**SHORT PROBLEM:** Only lines with the string "Номер" matter here; gather them from the material below.

########################################

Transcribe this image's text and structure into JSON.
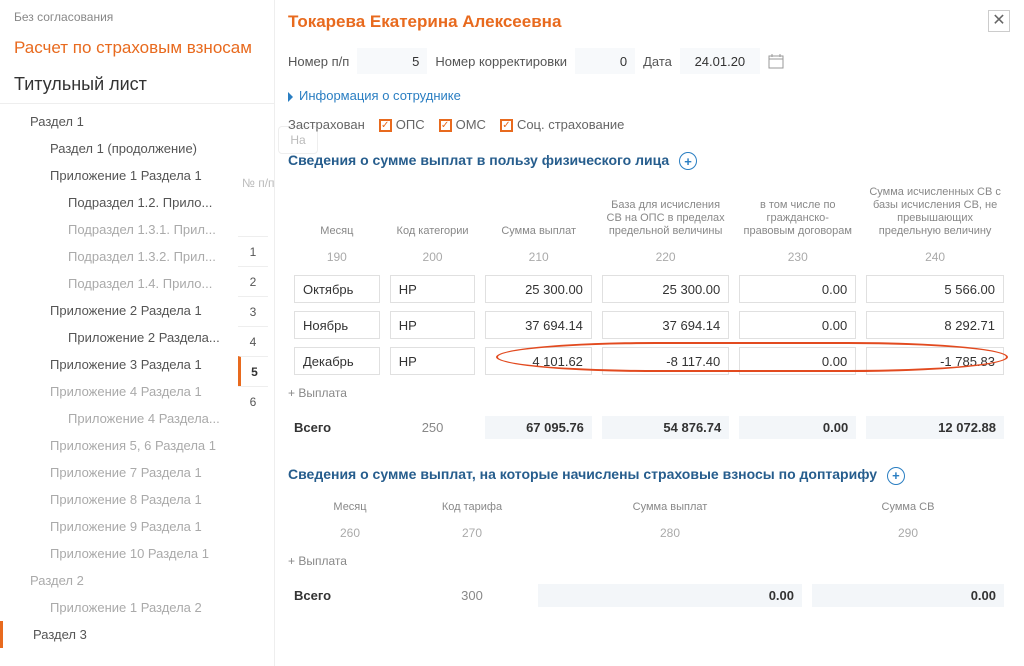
{
  "sidebar": {
    "status": "Без согласования",
    "title": "Расчет по страховым взносам",
    "subtitle": "Титульный лист",
    "items": [
      {
        "label": "Раздел 1",
        "depth": 1
      },
      {
        "label": "Раздел 1 (продолжение)",
        "depth": 2
      },
      {
        "label": "Приложение 1 Раздела 1",
        "depth": 2
      },
      {
        "label": "Подраздел 1.2. Прило...",
        "depth": 3
      },
      {
        "label": "Подраздел 1.3.1. Прил...",
        "depth": 3,
        "faded": true
      },
      {
        "label": "Подраздел 1.3.2. Прил...",
        "depth": 3,
        "faded": true
      },
      {
        "label": "Подраздел 1.4. Прило...",
        "depth": 3,
        "faded": true
      },
      {
        "label": "Приложение 2 Раздела 1",
        "depth": 2
      },
      {
        "label": "Приложение 2 Раздела...",
        "depth": 3
      },
      {
        "label": "Приложение 3 Раздела 1",
        "depth": 2
      },
      {
        "label": "Приложение 4 Раздела 1",
        "depth": 2,
        "faded": true
      },
      {
        "label": "Приложение 4 Раздела...",
        "depth": 3,
        "faded": true
      },
      {
        "label": "Приложения 5, 6 Раздела 1",
        "depth": 2,
        "faded": true
      },
      {
        "label": "Приложение 7 Раздела 1",
        "depth": 2,
        "faded": true
      },
      {
        "label": "Приложение 8 Раздела 1",
        "depth": 2,
        "faded": true
      },
      {
        "label": "Приложение 9 Раздела 1",
        "depth": 2,
        "faded": true
      },
      {
        "label": "Приложение 10 Раздела 1",
        "depth": 2,
        "faded": true
      },
      {
        "label": "Раздел 2",
        "depth": 1,
        "faded": true
      },
      {
        "label": "Приложение 1 Раздела 2",
        "depth": 2,
        "faded": true
      },
      {
        "label": "Раздел 3",
        "depth": 1,
        "active": true
      }
    ]
  },
  "bg": {
    "na_btn": "На",
    "np_label": "№ п/п"
  },
  "header": {
    "person": "Токарева Екатерина Алексеевна",
    "num_label": "Номер п/п",
    "num_value": "5",
    "corr_label": "Номер корректировки",
    "corr_value": "0",
    "date_label": "Дата",
    "date_value": "24.01.20",
    "info_link": "Информация о сотруднике"
  },
  "insured": {
    "label": "Застрахован",
    "ops": "ОПС",
    "oms": "ОМС",
    "soc": "Соц. страхование"
  },
  "section1": {
    "title": "Сведения о сумме выплат в пользу физического лица",
    "headers": [
      "Месяц",
      "Код категории",
      "Сумма выплат",
      "База для исчисления СВ на ОПС в пределах предельной величины",
      "в том числе по гражданско-правовым договорам",
      "Сумма исчисленных СВ с базы исчисления СВ, не превышающих предельную величину"
    ],
    "codes": [
      "190",
      "200",
      "210",
      "220",
      "230",
      "240"
    ],
    "rows": [
      {
        "month": "Октябрь",
        "cat": "НР",
        "sum": "25 300.00",
        "base": "25 300.00",
        "gpd": "0.00",
        "sv": "5 566.00"
      },
      {
        "month": "Ноябрь",
        "cat": "НР",
        "sum": "37 694.14",
        "base": "37 694.14",
        "gpd": "0.00",
        "sv": "8 292.71"
      },
      {
        "month": "Декабрь",
        "cat": "НР",
        "sum": "4 101.62",
        "base": "-8 117.40",
        "gpd": "0.00",
        "sv": "-1 785.83"
      }
    ],
    "add_label": "+ Выплата",
    "total_label": "Всего",
    "total_code": "250",
    "totals": {
      "sum": "67 095.76",
      "base": "54 876.74",
      "gpd": "0.00",
      "sv": "12 072.88"
    }
  },
  "section2": {
    "title": "Сведения о сумме выплат, на которые начислены страховые взносы по доптарифу",
    "headers": [
      "Месяц",
      "Код тарифа",
      "Сумма выплат",
      "Сумма СВ"
    ],
    "codes": [
      "260",
      "270",
      "280",
      "290"
    ],
    "add_label": "+ Выплата",
    "total_label": "Всего",
    "total_code": "300",
    "totals": {
      "sum": "0.00",
      "sv": "0.00"
    }
  },
  "rownums": [
    "1",
    "2",
    "3",
    "4",
    "5",
    "6"
  ]
}
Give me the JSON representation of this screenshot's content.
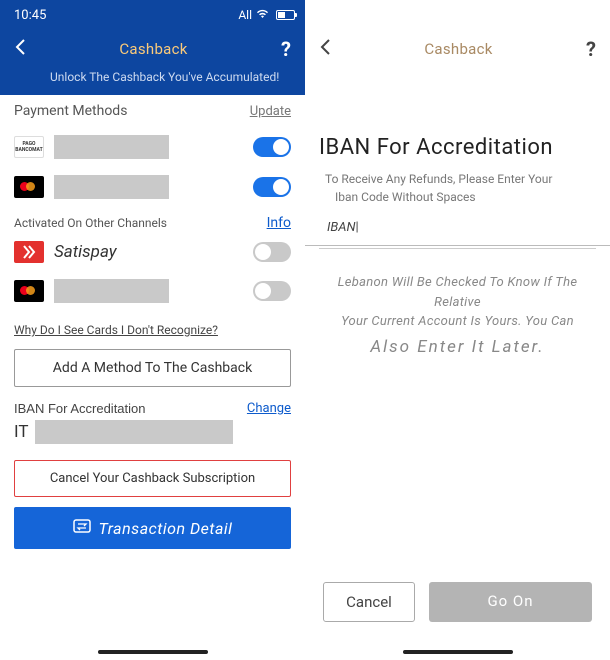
{
  "left": {
    "status": {
      "time": "10:45",
      "carrier": "All"
    },
    "header": {
      "title": "Cashback"
    },
    "unlock_text": "Unlock The Cashback You've Accumulated!",
    "payment_methods": {
      "title": "Payment Methods",
      "update": "Update",
      "items": [
        {
          "logo": "bancomat",
          "enabled": true
        },
        {
          "logo": "mastercard",
          "enabled": true
        }
      ]
    },
    "other_channels": {
      "title": "Activated On Other Channels",
      "info": "Info",
      "items": [
        {
          "logo": "satispay",
          "label": "Satispay",
          "enabled": false
        },
        {
          "logo": "mastercard",
          "enabled": false
        }
      ]
    },
    "why_link": "Why Do I See Cards I Don't Recognize?",
    "add_method": "Add A Method To The Cashback",
    "iban_section": {
      "label": "IBAN For Accreditation",
      "change": "Change",
      "prefix": "IT"
    },
    "cancel_sub": "Cancel Your Cashback Subscription",
    "transaction": "Transaction Detail"
  },
  "right": {
    "header": {
      "title": "Cashback"
    },
    "iban_title": "IBAN For Accreditation",
    "desc1": "To Receive Any Refunds, Please Enter Your",
    "desc2": "Iban Code Without Spaces",
    "input_label": "IBAN",
    "caution1": "Lebanon Will Be Checked To Know If The Relative",
    "caution2": "Your Current Account Is Yours. You Can",
    "caution3": "Also Enter It Later.",
    "cancel": "Cancel",
    "go_on": "Go On"
  }
}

########################################

**FULL RESPONSE:**
    "num_label": "Номер п/п",
    "corr_label": "Номер корректировки",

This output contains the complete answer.